Extract every line that contains the word "zeigt".

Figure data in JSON
►

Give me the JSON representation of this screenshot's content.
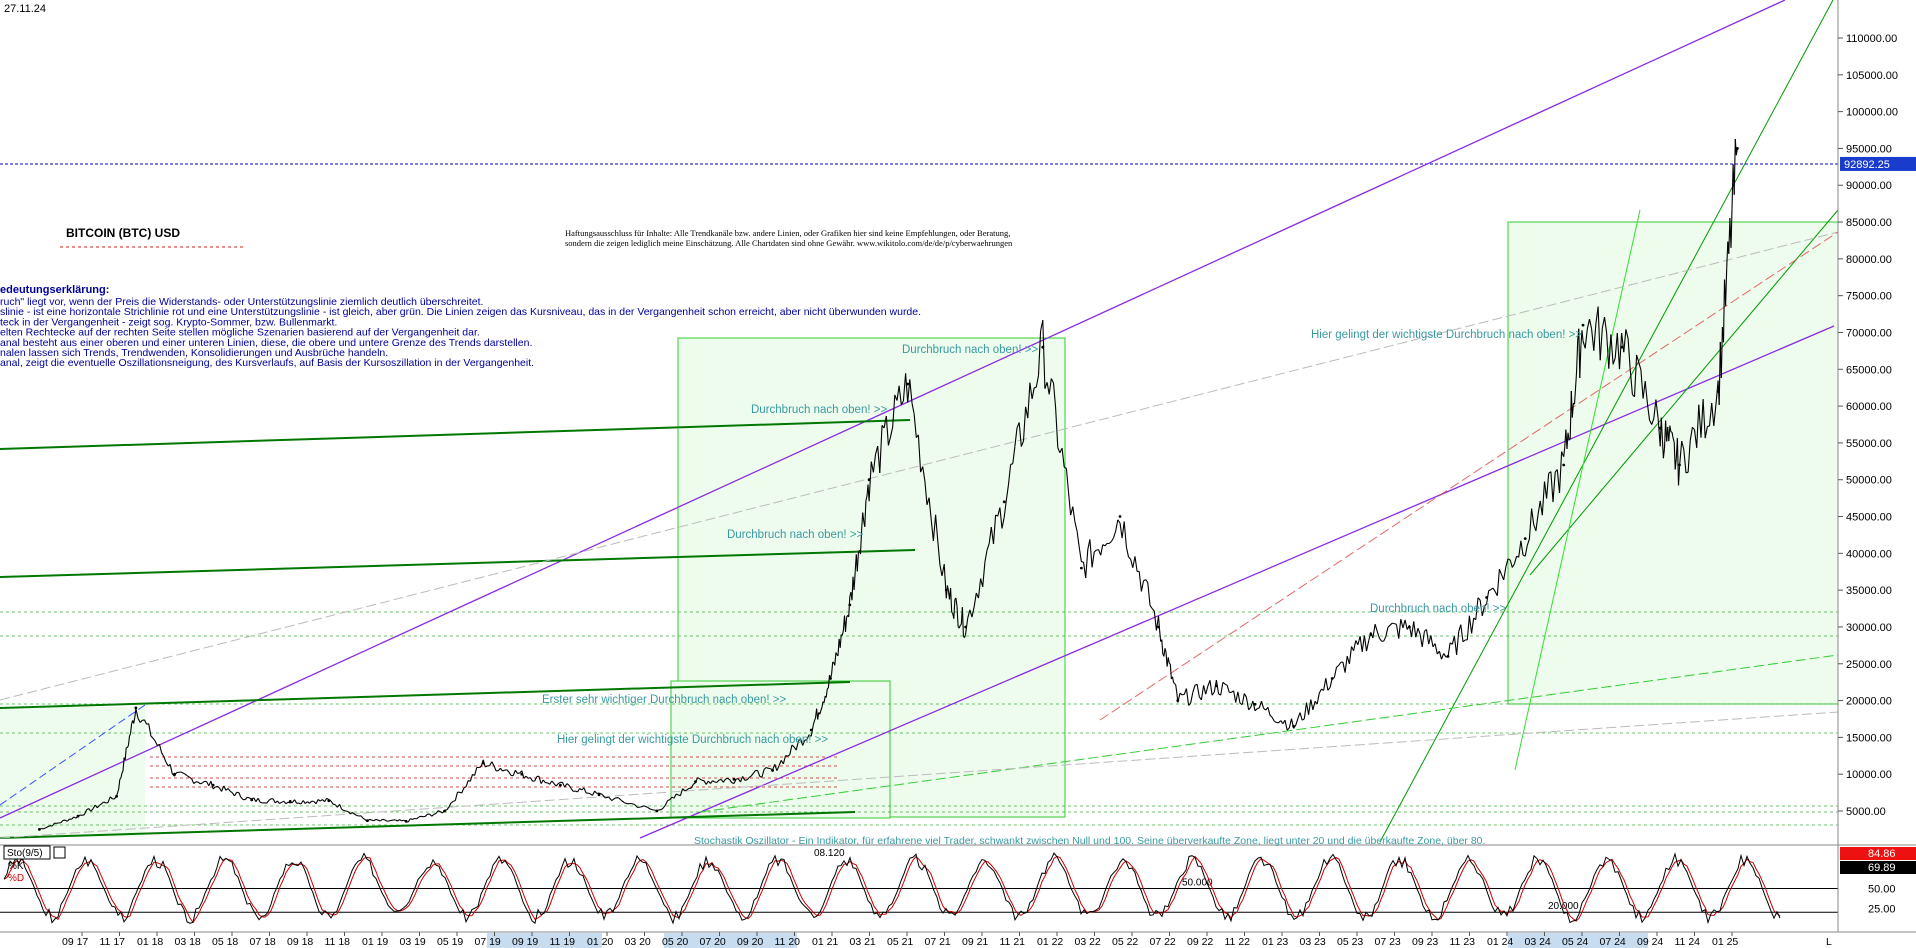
{
  "chart_data": {
    "type": "line",
    "date": "27.11.24",
    "title": "BITCOIN (BTC) USD",
    "disclaimer": [
      "Haftungsausschluss für Inhalte: Alle Trendkanäle bzw. andere Linien, oder Grafiken hier sind keine Empfehlungen, oder Beratung,",
      "sondern die zeigen lediglich meine Einschätzung. Alle Chartdaten sind ohne Gewähr.  www.wikitolo.com/de/de/p/cyberwaehrungen"
    ],
    "legend_title": "edeutungserklärung:",
    "legend_lines": [
      "ruch\" liegt vor, wenn der Preis die Widerstands- oder Unterstützungslinie ziemlich deutlich überschreitet.",
      "slinie - ist eine horizontale Strichlinie rot und eine Unterstützungslinie - ist gleich, aber grün. Die Linien zeigen das Kursniveau, das in der Vergangenheit schon erreicht, aber nicht überwunden wurde.",
      "teck in der Vergangenheit - zeigt sog. Krypto-Sommer, bzw. Bullenmarkt.",
      "elten Rechtecke auf der rechten Seite stellen mögliche Szenarien basierend auf der Vergangenheit dar.",
      "anal besteht aus einer oberen und einer unteren Linien, diese, die obere und untere Grenze des Trends darstellen.",
      "nalen lassen sich Trends, Trendwenden, Konsolidierungen und Ausbrüche handeln.",
      "anal, zeigt die eventuelle Oszillationsneigung, des Kursverlaufs, auf Basis der Kursoszillation in der Vergangenheit."
    ],
    "annotations": [
      "Durchbruch nach oben! >>",
      "Durchbruch nach oben! >>",
      "Durchbruch nach oben! >>",
      "Hier gelingt der wichtigste Durchbruch nach oben! >>",
      "Erster sehr wichtiger Durchbruch nach oben! >>",
      "Hier gelingt der wichtigste Durchbruch nach oben! >>",
      "Durchbruch nach oben! >>"
    ],
    "oscillator_note": "Stochastik Oszillator - Ein Indikator, für erfahrene viel Trader, schwankt zwischen Null und 100. Seine überverkaufte Zone, liegt unter 20 und die überkaufte Zone, über 80.",
    "ylim": [
      0,
      115000
    ],
    "y_ticks": [
      "5000.00",
      "10000.00",
      "15000.00",
      "20000.00",
      "25000.00",
      "30000.00",
      "35000.00",
      "40000.00",
      "45000.00",
      "50000.00",
      "55000.00",
      "60000.00",
      "65000.00",
      "70000.00",
      "75000.00",
      "80000.00",
      "85000.00",
      "90000.00",
      "95000.00",
      "100000.00",
      "105000.00",
      "110000.00"
    ],
    "current_price": "92892.25",
    "x_ticks": [
      "09 17",
      "11 17",
      "01 18",
      "03 18",
      "05 18",
      "07 18",
      "09 18",
      "11 18",
      "01 19",
      "03 19",
      "05 19",
      "07 19",
      "09 19",
      "11 19",
      "01 20",
      "03 20",
      "05 20",
      "07 20",
      "09 20",
      "11 20",
      "01 21",
      "03 21",
      "05 21",
      "07 21",
      "09 21",
      "11 21",
      "01 22",
      "03 22",
      "05 22",
      "07 22",
      "09 22",
      "11 22",
      "01 23",
      "03 23",
      "05 23",
      "07 23",
      "09 23",
      "11 23",
      "01 24",
      "03 24",
      "05 24",
      "07 24",
      "09 24",
      "11 24",
      "01 25"
    ],
    "x_end_label": "L",
    "series": [
      {
        "name": "BTC",
        "x": [
          "2017-07",
          "2017-09",
          "2017-11",
          "2017-12",
          "2018-02",
          "2018-04",
          "2018-06",
          "2018-08",
          "2018-10",
          "2018-12",
          "2019-02",
          "2019-04",
          "2019-06",
          "2019-08",
          "2019-10",
          "2019-12",
          "2020-03",
          "2020-05",
          "2020-07",
          "2020-09",
          "2020-11",
          "2020-12",
          "2021-01",
          "2021-02",
          "2021-04",
          "2021-06",
          "2021-07",
          "2021-09",
          "2021-11",
          "2022-01",
          "2022-03",
          "2022-05",
          "2022-06",
          "2022-08",
          "2022-10",
          "2022-12",
          "2023-02",
          "2023-04",
          "2023-06",
          "2023-08",
          "2023-10",
          "2023-12",
          "2024-02",
          "2024-03",
          "2024-05",
          "2024-07",
          "2024-08",
          "2024-10",
          "2024-11"
        ],
        "values": [
          2500,
          4300,
          7000,
          19000,
          10000,
          8500,
          6500,
          6300,
          6400,
          3700,
          3600,
          5000,
          11500,
          10000,
          8500,
          7200,
          5000,
          9000,
          9300,
          10500,
          16000,
          23000,
          33000,
          50000,
          63000,
          35000,
          30000,
          47000,
          68000,
          38000,
          45000,
          30000,
          20000,
          22000,
          19500,
          16500,
          23000,
          29000,
          30000,
          26000,
          34000,
          42000,
          52000,
          71000,
          68000,
          57000,
          52000,
          62000,
          95000
        ]
      },
      {
        "name": "Sto(9/5)",
        "values": [
          84.86,
          69.89
        ]
      }
    ],
    "oscillator_label": "Sto(9/5)",
    "k_label": "%K",
    "d_label": "%D",
    "oscillator_ticks": [
      "50.00",
      "25.00"
    ],
    "oscillator_levels": [
      "50.000",
      "20.000"
    ],
    "oscillator_value_k": "84.86",
    "oscillator_value_d": "69.89",
    "marker_label": "08.120",
    "colors": {
      "price": "#000000",
      "up_candle": "#ffffff",
      "current_line": "#0000cc",
      "channel": "#8a2be2",
      "green": "#008000",
      "red": "#cc0000",
      "annotation": "#3a9aa0",
      "legend_text": "#000099",
      "box": "#33cc33",
      "box_fill": "#eefcee",
      "osc_k": "#000000",
      "osc_d": "#cc0000",
      "badge_k": "#ee1111",
      "badge_d": "#000000"
    }
  }
}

◄

* **EXERCISE RESULT**
      "teck in der Vergangenheit - zeigt sog. Krypto-Sommer, bzw. Bullenmarkt.",
      "anal, zeigt die eventuelle Oszillationsneigung, des Kursverlaufs, auf Basis der Kursoszillation in der Vergangenheit."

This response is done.